▸ Short exercise: Each entry below is to be printed verbatim.

▸ Records from a collection:
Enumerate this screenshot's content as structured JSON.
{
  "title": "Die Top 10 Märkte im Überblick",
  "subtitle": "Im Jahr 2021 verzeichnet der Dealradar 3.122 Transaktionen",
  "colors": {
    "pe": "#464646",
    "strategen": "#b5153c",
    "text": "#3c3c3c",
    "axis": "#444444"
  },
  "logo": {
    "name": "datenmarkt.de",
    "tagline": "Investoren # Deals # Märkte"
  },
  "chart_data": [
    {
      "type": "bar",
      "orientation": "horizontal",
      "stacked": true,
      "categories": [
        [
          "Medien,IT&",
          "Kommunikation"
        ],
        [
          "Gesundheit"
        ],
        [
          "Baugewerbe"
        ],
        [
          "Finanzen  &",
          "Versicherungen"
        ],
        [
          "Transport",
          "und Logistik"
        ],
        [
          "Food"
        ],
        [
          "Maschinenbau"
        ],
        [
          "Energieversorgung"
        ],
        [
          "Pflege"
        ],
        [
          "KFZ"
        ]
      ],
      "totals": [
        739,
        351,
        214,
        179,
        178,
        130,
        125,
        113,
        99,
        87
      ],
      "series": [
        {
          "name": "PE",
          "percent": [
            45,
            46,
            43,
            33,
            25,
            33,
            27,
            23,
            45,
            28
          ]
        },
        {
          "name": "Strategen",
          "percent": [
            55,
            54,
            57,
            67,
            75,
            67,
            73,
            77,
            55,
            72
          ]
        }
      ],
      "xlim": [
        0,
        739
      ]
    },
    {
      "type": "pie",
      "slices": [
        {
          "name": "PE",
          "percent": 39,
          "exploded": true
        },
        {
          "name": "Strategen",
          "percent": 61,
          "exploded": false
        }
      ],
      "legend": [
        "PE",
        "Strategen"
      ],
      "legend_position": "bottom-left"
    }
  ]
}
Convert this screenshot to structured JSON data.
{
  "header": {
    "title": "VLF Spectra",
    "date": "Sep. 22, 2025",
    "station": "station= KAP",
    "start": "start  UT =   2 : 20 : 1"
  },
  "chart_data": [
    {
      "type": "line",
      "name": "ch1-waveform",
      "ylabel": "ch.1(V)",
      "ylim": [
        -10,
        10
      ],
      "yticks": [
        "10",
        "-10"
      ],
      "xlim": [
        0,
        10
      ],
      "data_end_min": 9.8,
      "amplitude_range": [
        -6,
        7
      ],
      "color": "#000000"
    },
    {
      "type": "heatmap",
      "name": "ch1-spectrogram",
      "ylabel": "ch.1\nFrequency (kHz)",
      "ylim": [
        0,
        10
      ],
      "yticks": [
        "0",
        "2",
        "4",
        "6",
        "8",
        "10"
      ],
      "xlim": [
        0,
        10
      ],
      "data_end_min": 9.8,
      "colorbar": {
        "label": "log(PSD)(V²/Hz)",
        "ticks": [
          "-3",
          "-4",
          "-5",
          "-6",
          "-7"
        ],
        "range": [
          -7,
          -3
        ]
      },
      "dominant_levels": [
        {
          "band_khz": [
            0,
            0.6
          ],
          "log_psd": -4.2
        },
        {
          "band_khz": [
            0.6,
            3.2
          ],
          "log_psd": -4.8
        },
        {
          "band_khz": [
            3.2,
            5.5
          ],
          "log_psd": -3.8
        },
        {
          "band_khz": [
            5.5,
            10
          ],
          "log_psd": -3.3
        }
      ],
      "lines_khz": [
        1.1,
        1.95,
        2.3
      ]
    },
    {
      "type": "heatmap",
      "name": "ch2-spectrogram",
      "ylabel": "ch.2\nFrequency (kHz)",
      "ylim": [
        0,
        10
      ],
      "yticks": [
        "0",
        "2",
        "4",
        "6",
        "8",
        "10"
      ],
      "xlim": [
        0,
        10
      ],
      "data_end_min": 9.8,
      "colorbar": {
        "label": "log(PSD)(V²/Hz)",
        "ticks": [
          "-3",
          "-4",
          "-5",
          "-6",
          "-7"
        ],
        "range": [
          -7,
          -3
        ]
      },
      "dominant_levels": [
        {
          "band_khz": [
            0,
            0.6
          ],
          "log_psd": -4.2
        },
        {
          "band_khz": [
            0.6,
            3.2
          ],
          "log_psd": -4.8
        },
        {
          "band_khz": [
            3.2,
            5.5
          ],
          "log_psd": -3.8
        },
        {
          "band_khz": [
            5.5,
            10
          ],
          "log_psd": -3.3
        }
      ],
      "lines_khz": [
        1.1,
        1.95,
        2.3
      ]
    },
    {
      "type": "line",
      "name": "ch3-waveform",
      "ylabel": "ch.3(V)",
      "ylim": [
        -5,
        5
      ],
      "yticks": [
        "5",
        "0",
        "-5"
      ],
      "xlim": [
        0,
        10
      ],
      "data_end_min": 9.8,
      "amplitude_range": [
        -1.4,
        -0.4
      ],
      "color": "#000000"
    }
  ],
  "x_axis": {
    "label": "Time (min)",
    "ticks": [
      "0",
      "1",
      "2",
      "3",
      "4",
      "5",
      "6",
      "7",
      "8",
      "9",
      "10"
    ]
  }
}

▸ Solution to the problem:
Enumerate this screenshot's content as structured JSON.
{
  "title": "Die Top 10 Märkte im Überblick",
  "subtitle": "Im Jahr 2021 verzeichnet der Dealradar 3.122 Transaktionen",
  "colors": {
    "pe": "#464646",
    "strategen": "#b5153c",
    "text": "#3c3c3c",
    "axis": "#444444"
  },
  "logo": {
    "name": "datenmarkt.de",
    "tagline": "Investoren # Deals # Märkte"
  },
  "chart_data": [
    {
      "type": "bar",
      "orientation": "horizontal",
      "stacked": true,
      "categories": [
        [
          "Medien,IT&",
          "Kommunikation"
        ],
        [
          "Gesundheit"
        ],
        [
          "Baugewerbe"
        ],
        [
          "Finanzen  &",
          "Versicherungen"
        ],
        [
          "Transport",
          "und Logistik"
        ],
        [
          "Food"
        ],
        [
          "Maschinenbau"
        ],
        [
          "Energieversorgung"
        ],
        [
          "Pflege"
        ],
        [
          "KFZ"
        ]
      ],
      "totals": [
        739,
        351,
        214,
        179,
        178,
        130,
        125,
        113,
        99,
        87
      ],
      "series": [
        {
          "name": "PE",
          "percent": [
            45,
            46,
            43,
            33,
            25,
            33,
            27,
            23,
            45,
            28
          ]
        },
        {
          "name": "Strategen",
          "percent": [
            55,
            54,
            57,
            67,
            75,
            67,
            73,
            77,
            55,
            72
          ]
        }
      ],
      "xlim": [
        0,
        739
      ]
    },
    {
      "type": "pie",
      "slices": [
        {
          "name": "PE",
          "percent": 39,
          "exploded": true
        },
        {
          "name": "Strategen",
          "percent": 61,
          "exploded": false
        }
      ],
      "legend": [
        "PE",
        "Strategen"
      ],
      "legend_position": "bottom-left"
    }
  ]
}
Convert this screenshot to structured JSON data.
{
  "header": {
    "title": "VLF Spectra",
    "date": "Sep. 22, 2025",
    "station": "station= KAP",
    "start": "start  UT =   2 : 20 : 1"
  },
  "chart_data": [
    {
      "type": "line",
      "name": "ch1-waveform",
      "ylabel": "ch.1(V)",
      "ylim": [
        -10,
        10
      ],
      "yticks": [
        "10",
        "-10"
      ],
      "xlim": [
        0,
        10
      ],
      "data_end_min": 9.8,
      "amplitude_range": [
        -6,
        7
      ],
      "color": "#000000"
    },
    {
      "type": "heatmap",
      "name": "ch1-spectrogram",
      "ylabel": "ch.1\nFrequency (kHz)",
      "ylim": [
        0,
        10
      ],
      "yticks": [
        "0",
        "2",
        "4",
        "6",
        "8",
        "10"
      ],
      "xlim": [
        0,
        10
      ],
      "data_end_min": 9.8,
      "colorbar": {
        "label": "log(PSD)(V²/Hz)",
        "ticks": [
          "-3",
          "-4",
          "-5",
          "-6",
          "-7"
        ],
        "range": [
          -7,
          -3
        ]
      },
      "dominant_levels": [
        {
          "band_khz": [
            0,
            0.6
          ],
          "log_psd": -4.2
        },
        {
          "band_khz": [
            0.6,
            3.2
          ],
          "log_psd": -4.8
        },
        {
          "band_khz": [
            3.2,
            5.5
          ],
          "log_psd": -3.8
        },
        {
          "band_khz": [
            5.5,
            10
          ],
          "log_psd": -3.3
        }
      ],
      "lines_khz": [
        1.1,
        1.95,
        2.3
      ]
    },
    {
      "type": "heatmap",
      "name": "ch2-spectrogram",
      "ylabel": "ch.2\nFrequency (kHz)",
      "ylim": [
        0,
        10
      ],
      "yticks": [
        "0",
        "2",
        "4",
        "6",
        "8",
        "10"
      ],
      "xlim": [
        0,
        10
      ],
      "data_end_min": 9.8,
      "colorbar": {
        "label": "log(PSD)(V²/Hz)",
        "ticks": [
          "-3",
          "-4",
          "-5",
          "-6",
          "-7"
        ],
        "range": [
          -7,
          -3
        ]
      },
      "dominant_levels": [
        {
          "band_khz": [
            0,
            0.6
          ],
          "log_psd": -4.2
        },
        {
          "band_khz": [
            0.6,
            3.2
          ],
          "log_psd": -4.8
        },
        {
          "band_khz": [
            3.2,
            5.5
          ],
          "log_psd": -3.8
        },
        {
          "band_khz": [
            5.5,
            10
          ],
          "log_psd": -3.3
        }
      ],
      "lines_khz": [
        1.1,
        1.95,
        2.3
      ]
    },
    {
      "type": "line",
      "name": "ch3-waveform",
      "ylabel": "ch.3(V)",
      "ylim": [
        -5,
        5
      ],
      "yticks": [
        "5",
        "0",
        "-5"
      ],
      "xlim": [
        0,
        10
      ],
      "data_end_min": 9.8,
      "amplitude_range": [
        -1.4,
        -0.4
      ],
      "color": "#000000"
    }
  ],
  "x_axis": {
    "label": "Time (min)",
    "ticks": [
      "0",
      "1",
      "2",
      "3",
      "4",
      "5",
      "6",
      "7",
      "8",
      "9",
      "10"
    ]
  }
}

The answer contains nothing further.